***** SUPPLIED DATA *****
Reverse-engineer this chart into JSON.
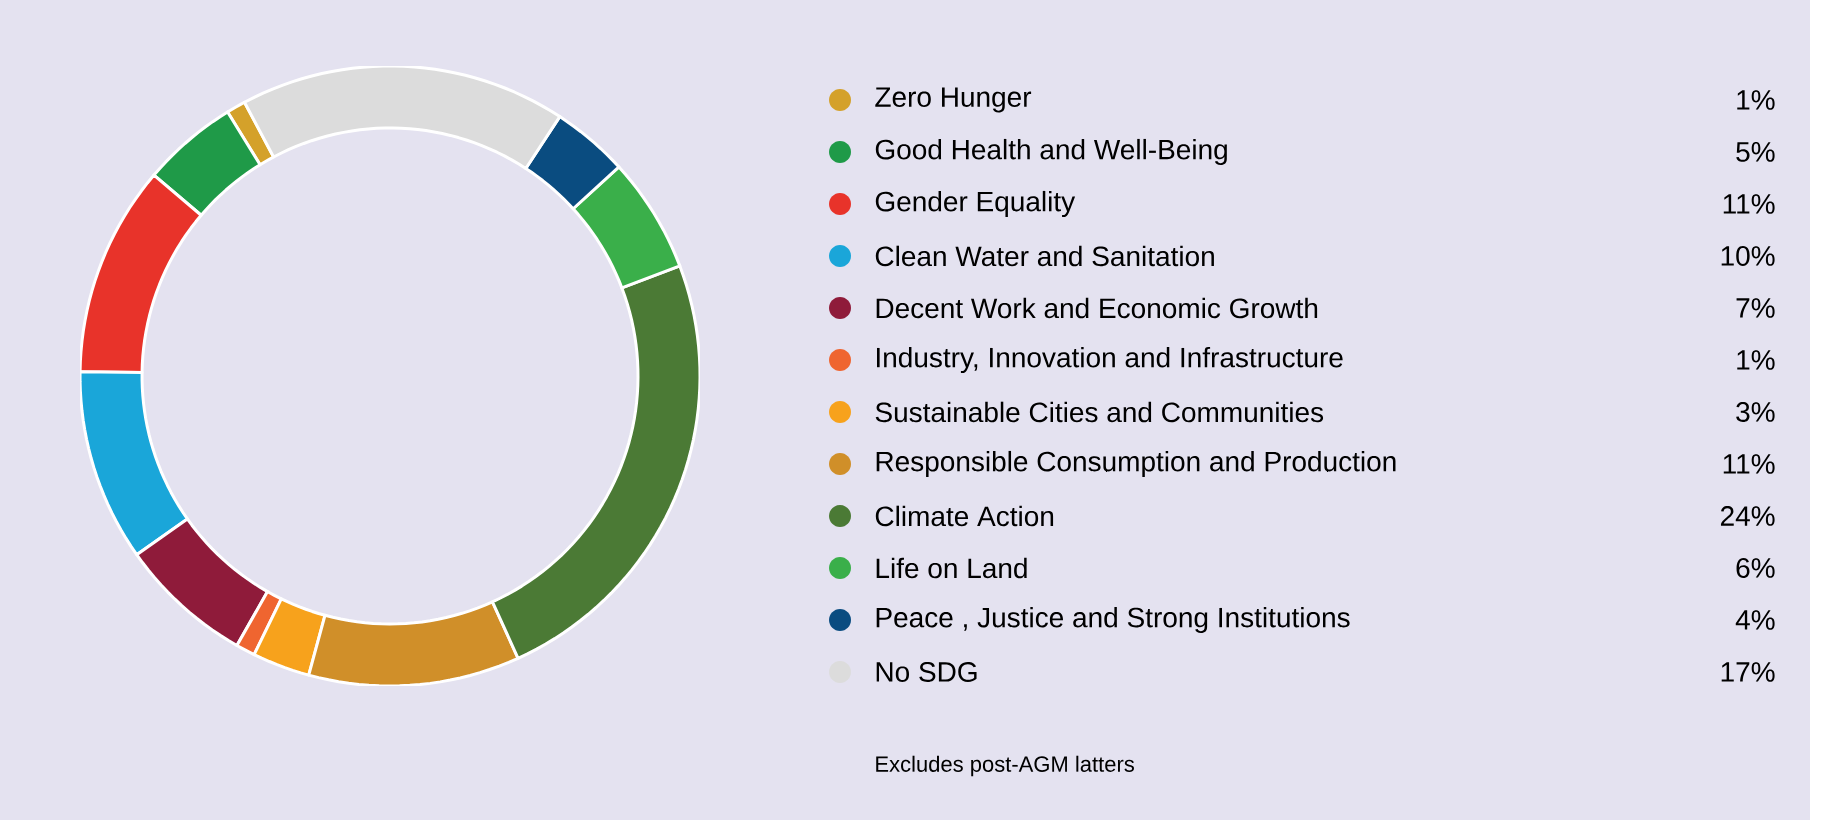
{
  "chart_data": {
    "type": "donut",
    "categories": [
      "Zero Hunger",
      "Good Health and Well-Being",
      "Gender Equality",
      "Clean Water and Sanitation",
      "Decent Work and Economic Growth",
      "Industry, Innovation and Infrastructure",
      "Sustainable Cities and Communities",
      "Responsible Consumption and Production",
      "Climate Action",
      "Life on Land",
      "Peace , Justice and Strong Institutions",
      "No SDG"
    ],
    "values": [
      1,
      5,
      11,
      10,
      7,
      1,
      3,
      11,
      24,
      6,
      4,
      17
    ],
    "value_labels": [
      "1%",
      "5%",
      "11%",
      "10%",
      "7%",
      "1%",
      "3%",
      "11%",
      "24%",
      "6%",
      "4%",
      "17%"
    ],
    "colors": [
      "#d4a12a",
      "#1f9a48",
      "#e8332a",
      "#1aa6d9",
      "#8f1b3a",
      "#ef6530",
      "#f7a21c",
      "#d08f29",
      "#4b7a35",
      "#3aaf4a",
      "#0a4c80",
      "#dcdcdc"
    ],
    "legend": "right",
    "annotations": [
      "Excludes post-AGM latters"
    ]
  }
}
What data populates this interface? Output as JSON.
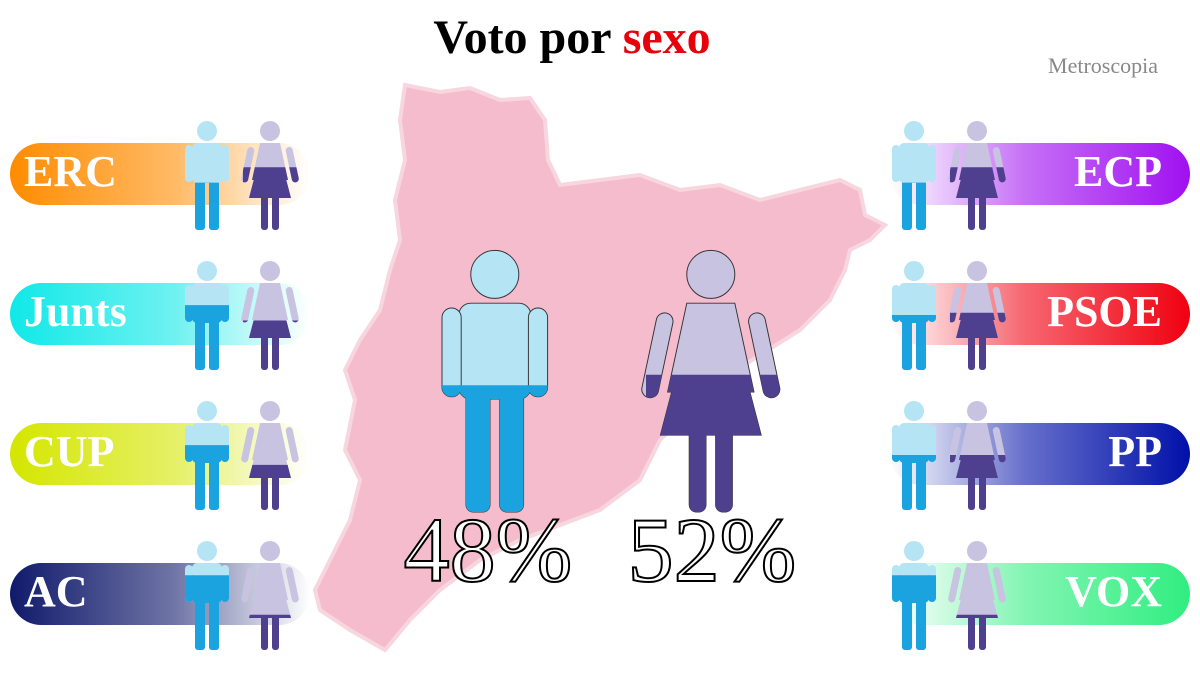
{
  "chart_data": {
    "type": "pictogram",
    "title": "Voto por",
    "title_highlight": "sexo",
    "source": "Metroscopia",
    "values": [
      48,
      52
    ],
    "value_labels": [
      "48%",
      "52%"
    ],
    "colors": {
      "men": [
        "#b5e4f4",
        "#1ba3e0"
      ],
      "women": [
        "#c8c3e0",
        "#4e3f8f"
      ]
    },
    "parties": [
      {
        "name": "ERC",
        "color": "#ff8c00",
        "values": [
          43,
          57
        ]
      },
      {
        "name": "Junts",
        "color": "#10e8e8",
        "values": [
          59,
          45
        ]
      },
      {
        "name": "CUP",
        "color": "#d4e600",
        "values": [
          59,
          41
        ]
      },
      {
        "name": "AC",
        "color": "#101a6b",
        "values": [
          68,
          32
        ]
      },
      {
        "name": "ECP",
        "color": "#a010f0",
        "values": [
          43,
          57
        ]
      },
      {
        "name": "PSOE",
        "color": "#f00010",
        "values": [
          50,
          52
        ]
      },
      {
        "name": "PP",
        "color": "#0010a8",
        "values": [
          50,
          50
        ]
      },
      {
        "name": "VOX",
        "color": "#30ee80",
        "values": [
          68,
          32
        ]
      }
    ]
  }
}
*****
***** SUPPLIED DATA *****
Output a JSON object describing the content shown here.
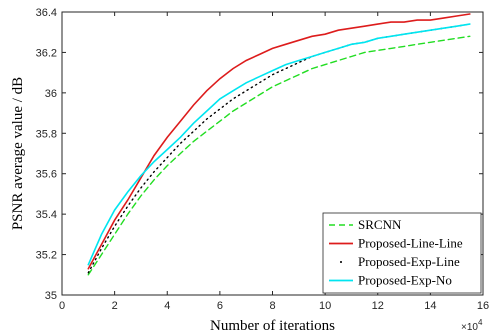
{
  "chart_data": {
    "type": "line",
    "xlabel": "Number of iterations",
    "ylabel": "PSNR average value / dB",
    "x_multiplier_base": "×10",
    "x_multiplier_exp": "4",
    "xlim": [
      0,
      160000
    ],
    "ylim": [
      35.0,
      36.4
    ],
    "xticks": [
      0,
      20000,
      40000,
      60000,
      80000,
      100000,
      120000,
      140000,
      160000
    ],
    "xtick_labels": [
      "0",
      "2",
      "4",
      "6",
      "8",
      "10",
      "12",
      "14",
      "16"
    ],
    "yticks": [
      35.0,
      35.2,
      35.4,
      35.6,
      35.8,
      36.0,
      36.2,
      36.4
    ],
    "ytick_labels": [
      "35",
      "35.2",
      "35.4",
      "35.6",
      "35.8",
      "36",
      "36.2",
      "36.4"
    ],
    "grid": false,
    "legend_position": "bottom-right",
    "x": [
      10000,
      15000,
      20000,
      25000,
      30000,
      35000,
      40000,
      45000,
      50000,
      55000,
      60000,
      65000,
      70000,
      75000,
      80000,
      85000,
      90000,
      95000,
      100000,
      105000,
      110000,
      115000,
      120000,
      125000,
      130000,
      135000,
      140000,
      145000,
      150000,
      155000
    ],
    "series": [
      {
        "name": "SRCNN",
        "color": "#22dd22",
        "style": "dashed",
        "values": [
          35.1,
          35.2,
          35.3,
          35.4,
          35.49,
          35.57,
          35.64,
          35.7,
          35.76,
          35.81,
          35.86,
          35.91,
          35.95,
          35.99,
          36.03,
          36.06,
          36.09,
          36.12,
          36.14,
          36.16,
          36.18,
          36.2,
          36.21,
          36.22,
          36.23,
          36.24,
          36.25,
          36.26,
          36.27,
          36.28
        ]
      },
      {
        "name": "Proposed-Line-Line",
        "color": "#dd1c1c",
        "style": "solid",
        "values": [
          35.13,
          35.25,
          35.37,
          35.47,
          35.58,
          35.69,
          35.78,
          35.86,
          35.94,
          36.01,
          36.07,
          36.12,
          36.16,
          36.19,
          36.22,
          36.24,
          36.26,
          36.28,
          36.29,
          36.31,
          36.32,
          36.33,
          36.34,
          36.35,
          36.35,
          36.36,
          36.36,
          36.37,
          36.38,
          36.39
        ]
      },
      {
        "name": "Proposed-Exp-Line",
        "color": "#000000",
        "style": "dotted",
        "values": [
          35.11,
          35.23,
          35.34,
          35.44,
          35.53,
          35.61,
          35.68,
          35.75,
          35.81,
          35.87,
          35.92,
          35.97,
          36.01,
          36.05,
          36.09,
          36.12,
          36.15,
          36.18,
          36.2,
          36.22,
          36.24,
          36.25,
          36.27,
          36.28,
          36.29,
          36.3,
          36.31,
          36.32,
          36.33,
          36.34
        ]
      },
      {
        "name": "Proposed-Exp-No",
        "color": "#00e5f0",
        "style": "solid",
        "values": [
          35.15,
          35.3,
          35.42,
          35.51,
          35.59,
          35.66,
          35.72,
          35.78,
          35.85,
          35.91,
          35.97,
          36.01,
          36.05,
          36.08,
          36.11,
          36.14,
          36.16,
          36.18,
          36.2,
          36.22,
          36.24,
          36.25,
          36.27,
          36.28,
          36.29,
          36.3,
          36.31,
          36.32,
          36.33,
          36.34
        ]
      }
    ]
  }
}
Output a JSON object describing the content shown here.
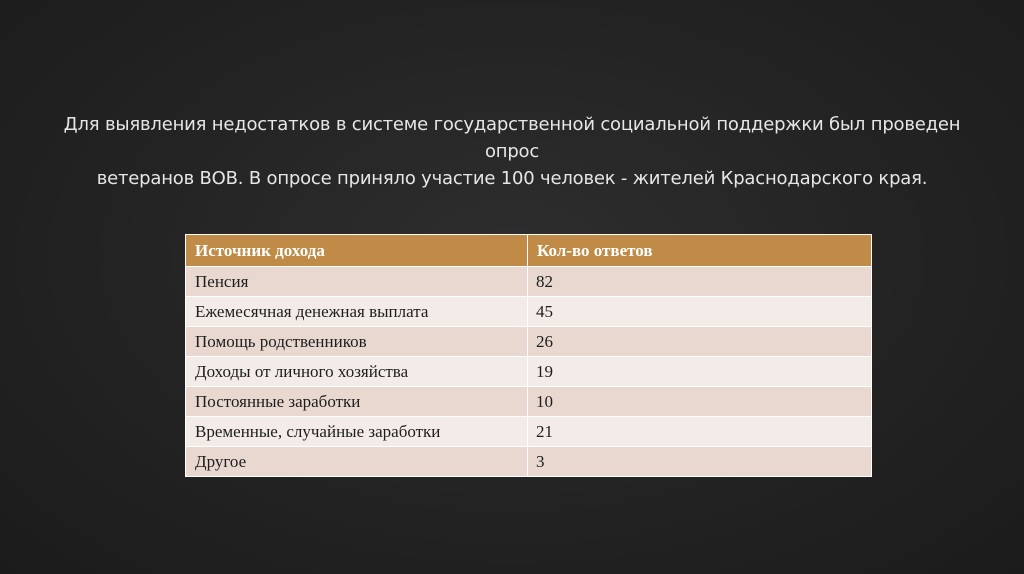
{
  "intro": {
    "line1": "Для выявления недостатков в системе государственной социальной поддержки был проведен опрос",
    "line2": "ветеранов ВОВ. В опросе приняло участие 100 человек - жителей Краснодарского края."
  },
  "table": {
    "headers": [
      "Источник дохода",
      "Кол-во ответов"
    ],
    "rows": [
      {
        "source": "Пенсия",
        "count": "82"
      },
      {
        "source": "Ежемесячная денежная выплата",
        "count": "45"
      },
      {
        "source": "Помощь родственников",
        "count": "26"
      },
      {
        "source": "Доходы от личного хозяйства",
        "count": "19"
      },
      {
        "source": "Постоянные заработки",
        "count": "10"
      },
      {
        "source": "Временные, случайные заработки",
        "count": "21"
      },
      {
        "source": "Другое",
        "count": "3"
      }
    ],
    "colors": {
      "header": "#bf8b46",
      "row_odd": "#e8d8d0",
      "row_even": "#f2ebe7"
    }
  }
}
*****
Look above for every line with the word "count" and copy it.

→ **RESPONSE FOR THIS EXERCISE**
        "count": "82"
        "count": "45"
        "count": "26"
        "count": "19"
        "count": "10"
        "count": "21"
        "count": "3"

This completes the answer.